Instructions to follow: From the entries below, copy out every line with "的值共需要" in it.

── Listed records ──

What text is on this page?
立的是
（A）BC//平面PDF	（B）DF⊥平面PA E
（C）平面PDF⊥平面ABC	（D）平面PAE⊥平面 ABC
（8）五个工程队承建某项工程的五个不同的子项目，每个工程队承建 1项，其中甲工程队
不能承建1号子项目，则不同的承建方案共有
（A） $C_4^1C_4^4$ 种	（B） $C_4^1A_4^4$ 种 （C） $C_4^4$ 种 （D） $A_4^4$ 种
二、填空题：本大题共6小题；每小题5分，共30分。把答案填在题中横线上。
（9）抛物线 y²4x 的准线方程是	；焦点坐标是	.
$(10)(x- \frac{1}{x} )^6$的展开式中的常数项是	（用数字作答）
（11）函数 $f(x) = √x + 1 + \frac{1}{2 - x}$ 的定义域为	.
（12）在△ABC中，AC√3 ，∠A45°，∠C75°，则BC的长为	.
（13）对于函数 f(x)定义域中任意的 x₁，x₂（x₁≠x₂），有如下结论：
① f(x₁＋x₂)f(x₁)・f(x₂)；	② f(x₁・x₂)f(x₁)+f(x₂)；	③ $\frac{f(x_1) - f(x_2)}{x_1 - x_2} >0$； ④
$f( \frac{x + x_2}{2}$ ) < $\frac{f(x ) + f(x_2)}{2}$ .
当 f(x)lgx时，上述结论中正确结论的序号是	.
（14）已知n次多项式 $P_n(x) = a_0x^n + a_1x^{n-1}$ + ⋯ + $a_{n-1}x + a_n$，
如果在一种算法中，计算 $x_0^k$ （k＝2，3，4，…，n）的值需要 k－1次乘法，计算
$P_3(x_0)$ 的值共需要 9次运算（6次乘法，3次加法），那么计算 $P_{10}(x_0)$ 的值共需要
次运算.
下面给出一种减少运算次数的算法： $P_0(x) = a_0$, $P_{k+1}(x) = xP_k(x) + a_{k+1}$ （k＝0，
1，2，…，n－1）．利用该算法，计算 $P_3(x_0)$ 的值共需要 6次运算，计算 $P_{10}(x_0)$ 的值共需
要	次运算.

───
── Listed records ──

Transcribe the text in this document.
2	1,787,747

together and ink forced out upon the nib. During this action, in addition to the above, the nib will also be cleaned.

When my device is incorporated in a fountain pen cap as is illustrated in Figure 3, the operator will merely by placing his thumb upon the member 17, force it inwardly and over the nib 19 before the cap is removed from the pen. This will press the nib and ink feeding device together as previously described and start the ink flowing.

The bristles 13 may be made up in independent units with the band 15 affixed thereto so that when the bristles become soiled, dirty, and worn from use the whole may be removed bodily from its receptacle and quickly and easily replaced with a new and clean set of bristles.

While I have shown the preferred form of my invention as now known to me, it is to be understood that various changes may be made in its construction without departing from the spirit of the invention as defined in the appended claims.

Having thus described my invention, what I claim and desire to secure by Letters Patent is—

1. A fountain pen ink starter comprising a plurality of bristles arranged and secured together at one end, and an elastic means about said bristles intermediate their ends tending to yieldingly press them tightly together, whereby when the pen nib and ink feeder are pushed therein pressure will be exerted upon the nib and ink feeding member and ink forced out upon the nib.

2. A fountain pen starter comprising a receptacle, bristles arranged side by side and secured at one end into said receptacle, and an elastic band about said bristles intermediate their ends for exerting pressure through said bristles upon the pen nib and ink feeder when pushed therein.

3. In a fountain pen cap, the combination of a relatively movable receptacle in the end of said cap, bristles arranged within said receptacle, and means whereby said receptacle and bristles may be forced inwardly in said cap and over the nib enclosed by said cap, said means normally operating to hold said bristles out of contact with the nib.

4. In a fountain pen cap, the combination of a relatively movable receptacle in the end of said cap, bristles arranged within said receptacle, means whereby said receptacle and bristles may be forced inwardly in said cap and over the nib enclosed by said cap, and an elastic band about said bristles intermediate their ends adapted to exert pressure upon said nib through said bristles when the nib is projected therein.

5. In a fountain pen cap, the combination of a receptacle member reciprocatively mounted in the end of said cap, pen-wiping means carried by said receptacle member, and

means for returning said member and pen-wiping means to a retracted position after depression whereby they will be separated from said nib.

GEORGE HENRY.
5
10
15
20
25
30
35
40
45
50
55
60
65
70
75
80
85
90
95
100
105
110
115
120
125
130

───

Answer to this problem:
$P_3(x_0)$ 的值共需要 9次运算（6次乘法，3次加法），那么计算 $P_{10}(x_0)$ 的值共需要
1，2，…，n－1）．利用该算法，计算 $P_3(x_0)$ 的值共需要 6次运算，计算 $P_{10}(x_0)$ 的值共需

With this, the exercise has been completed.